- _DIRECTIONS FOR THIS TASK_: Looking at the listing beneath, work out how many lines hold "type" and report only that figure.

[Start of PROVIDED DATA]

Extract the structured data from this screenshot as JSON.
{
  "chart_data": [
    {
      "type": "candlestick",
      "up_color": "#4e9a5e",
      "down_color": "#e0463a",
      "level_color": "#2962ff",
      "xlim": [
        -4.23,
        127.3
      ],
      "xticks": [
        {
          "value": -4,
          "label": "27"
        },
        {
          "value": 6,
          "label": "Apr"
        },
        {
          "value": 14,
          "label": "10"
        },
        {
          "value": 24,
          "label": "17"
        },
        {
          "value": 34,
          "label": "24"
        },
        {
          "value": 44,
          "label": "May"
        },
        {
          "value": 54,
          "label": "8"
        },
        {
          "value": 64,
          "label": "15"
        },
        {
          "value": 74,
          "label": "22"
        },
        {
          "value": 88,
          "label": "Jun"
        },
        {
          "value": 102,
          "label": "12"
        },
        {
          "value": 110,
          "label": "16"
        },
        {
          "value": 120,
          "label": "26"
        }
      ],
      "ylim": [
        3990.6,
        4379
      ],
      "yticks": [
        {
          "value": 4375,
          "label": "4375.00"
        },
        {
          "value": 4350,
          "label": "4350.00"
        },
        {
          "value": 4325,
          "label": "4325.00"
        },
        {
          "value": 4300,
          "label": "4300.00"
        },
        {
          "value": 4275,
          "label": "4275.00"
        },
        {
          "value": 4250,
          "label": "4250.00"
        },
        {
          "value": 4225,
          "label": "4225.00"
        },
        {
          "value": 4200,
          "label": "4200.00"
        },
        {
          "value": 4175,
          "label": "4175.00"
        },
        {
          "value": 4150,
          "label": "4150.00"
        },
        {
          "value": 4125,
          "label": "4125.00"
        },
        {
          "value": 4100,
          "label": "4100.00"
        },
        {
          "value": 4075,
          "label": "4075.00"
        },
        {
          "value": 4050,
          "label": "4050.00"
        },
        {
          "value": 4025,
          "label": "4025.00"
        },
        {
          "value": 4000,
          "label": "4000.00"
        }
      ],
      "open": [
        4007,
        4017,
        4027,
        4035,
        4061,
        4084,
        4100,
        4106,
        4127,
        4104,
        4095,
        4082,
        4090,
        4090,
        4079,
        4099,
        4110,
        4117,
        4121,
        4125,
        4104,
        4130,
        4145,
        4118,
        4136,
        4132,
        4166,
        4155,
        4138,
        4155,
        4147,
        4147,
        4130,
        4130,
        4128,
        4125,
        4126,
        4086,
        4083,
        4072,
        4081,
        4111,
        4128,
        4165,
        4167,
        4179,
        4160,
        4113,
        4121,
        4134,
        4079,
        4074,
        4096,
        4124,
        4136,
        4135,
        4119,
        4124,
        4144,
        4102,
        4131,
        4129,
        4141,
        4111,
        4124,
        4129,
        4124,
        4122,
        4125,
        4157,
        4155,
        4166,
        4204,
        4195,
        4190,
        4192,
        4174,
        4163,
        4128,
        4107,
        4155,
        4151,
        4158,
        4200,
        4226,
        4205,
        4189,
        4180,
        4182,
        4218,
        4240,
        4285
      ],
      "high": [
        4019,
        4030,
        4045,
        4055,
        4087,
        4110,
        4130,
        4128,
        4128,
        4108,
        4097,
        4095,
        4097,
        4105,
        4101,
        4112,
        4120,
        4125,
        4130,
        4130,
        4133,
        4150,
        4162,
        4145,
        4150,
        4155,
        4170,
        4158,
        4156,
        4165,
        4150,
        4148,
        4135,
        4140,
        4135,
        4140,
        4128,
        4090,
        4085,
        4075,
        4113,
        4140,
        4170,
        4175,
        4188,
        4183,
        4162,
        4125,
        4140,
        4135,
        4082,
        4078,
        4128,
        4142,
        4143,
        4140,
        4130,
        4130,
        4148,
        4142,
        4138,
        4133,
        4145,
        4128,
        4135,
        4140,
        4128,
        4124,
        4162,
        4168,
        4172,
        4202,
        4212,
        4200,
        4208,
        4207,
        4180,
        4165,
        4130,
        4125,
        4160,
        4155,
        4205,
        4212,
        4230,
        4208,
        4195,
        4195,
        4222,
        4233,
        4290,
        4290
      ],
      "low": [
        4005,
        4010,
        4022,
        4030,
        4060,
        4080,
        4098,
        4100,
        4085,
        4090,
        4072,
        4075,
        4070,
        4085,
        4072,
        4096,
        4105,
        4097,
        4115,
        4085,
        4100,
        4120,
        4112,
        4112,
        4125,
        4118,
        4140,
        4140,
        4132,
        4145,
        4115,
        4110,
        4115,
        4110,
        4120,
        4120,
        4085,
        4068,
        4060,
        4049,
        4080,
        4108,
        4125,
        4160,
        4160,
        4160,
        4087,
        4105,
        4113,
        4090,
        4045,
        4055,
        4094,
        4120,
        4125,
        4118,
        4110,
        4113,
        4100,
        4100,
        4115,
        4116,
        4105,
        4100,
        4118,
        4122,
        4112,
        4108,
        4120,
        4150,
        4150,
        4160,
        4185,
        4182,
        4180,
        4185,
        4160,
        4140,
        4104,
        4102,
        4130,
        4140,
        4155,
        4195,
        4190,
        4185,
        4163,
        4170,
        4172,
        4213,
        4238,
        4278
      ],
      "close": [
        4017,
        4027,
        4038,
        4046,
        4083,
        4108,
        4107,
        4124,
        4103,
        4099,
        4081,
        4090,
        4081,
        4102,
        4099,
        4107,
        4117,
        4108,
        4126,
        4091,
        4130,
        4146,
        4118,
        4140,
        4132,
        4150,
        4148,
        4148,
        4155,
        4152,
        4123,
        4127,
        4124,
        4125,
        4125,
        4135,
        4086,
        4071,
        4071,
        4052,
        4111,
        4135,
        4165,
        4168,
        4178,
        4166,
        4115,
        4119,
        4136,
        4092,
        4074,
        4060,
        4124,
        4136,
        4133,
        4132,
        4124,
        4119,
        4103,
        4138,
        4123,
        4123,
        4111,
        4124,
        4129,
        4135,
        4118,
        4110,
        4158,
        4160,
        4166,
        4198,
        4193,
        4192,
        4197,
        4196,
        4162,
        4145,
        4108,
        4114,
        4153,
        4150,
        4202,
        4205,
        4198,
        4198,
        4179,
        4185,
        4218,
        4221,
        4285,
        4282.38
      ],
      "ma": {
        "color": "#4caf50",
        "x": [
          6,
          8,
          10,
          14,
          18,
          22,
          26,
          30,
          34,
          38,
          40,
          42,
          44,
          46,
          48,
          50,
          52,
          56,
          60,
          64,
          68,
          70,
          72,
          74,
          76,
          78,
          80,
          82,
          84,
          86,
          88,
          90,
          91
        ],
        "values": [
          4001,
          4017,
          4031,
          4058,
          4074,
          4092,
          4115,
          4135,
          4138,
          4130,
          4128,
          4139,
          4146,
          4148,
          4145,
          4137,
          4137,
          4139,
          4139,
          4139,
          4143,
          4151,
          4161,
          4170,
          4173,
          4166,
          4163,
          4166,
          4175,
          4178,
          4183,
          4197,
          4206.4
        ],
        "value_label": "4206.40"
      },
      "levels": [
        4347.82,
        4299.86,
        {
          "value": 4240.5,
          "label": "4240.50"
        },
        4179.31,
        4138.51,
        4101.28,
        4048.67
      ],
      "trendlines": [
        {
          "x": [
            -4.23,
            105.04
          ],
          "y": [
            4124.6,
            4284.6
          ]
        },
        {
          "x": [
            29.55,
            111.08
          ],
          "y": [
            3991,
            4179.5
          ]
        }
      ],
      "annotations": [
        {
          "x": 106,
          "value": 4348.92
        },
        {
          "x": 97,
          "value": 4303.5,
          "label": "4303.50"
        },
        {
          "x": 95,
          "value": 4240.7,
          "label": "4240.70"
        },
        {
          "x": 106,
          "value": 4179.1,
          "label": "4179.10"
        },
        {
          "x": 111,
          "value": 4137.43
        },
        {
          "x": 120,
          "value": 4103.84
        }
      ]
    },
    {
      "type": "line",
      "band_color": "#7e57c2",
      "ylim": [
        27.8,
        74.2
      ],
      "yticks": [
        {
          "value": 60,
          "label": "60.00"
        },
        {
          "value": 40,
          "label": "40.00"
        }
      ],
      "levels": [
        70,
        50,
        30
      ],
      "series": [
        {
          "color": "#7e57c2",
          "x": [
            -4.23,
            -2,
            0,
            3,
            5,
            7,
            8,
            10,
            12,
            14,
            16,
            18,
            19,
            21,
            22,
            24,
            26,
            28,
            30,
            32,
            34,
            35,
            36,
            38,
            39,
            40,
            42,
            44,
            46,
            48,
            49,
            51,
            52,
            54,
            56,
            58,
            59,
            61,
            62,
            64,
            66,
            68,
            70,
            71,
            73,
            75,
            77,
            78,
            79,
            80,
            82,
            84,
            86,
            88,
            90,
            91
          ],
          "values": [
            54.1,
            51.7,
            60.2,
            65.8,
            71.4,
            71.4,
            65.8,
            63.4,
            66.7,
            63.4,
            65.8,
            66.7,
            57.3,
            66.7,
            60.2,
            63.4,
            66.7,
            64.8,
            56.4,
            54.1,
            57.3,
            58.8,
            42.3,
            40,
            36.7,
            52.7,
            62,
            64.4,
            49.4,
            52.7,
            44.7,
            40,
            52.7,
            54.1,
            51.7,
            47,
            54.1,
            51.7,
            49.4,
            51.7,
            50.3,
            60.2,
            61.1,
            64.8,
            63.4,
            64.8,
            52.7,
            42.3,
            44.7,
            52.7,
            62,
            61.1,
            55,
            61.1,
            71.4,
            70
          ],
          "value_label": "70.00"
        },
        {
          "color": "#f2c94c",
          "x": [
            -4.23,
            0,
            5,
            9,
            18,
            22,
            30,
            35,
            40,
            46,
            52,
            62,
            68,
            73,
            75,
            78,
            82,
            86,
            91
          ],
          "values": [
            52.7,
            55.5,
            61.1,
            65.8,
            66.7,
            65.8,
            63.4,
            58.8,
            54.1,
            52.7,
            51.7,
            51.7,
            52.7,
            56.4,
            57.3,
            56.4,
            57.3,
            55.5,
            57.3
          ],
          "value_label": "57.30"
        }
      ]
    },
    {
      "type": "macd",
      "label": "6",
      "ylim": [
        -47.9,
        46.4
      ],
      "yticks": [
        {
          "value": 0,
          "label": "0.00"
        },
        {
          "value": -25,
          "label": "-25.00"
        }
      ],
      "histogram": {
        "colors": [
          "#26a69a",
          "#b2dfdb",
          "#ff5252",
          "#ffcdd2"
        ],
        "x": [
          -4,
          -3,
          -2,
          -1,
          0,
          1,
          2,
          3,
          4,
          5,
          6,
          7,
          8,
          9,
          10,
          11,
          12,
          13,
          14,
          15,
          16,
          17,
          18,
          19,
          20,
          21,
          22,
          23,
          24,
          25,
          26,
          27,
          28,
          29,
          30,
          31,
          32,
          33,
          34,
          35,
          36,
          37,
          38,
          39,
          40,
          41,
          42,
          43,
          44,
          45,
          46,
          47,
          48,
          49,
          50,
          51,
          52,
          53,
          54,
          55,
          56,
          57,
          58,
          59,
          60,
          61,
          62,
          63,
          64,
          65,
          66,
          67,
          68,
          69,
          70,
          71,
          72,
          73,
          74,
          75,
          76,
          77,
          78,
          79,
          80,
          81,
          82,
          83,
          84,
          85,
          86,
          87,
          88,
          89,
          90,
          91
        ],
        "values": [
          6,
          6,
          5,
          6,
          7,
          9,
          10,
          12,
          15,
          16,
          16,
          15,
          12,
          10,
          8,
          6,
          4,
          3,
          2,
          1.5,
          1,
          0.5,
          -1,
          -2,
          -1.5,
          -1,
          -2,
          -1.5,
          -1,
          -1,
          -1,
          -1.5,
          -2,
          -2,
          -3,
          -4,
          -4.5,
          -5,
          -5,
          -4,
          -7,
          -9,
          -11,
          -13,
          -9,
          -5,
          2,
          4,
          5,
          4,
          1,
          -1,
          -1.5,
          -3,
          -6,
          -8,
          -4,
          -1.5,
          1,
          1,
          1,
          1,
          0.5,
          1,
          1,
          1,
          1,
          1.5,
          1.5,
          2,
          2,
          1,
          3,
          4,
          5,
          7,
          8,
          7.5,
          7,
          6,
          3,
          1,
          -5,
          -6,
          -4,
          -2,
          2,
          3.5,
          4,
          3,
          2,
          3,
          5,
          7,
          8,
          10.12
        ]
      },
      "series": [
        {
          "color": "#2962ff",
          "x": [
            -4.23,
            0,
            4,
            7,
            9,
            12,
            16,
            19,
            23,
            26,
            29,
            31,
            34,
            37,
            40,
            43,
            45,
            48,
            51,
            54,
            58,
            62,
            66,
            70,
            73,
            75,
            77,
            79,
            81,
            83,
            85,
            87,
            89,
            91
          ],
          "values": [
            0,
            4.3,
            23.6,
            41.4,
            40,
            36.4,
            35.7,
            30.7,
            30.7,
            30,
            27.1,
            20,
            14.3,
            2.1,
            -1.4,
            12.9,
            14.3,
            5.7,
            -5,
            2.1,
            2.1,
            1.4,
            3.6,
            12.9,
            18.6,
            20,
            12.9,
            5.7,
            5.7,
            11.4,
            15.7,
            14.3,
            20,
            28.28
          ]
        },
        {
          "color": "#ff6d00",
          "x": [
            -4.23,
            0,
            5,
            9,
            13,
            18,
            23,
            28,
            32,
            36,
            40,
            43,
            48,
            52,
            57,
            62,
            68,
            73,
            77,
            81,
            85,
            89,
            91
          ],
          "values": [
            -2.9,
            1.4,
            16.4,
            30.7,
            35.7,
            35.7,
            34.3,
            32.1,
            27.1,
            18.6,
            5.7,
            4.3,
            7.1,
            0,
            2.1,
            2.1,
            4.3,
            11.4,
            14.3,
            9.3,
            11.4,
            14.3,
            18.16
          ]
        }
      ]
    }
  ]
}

[End of PROVIDED DATA]

- _CORRECT ANSWER_: 3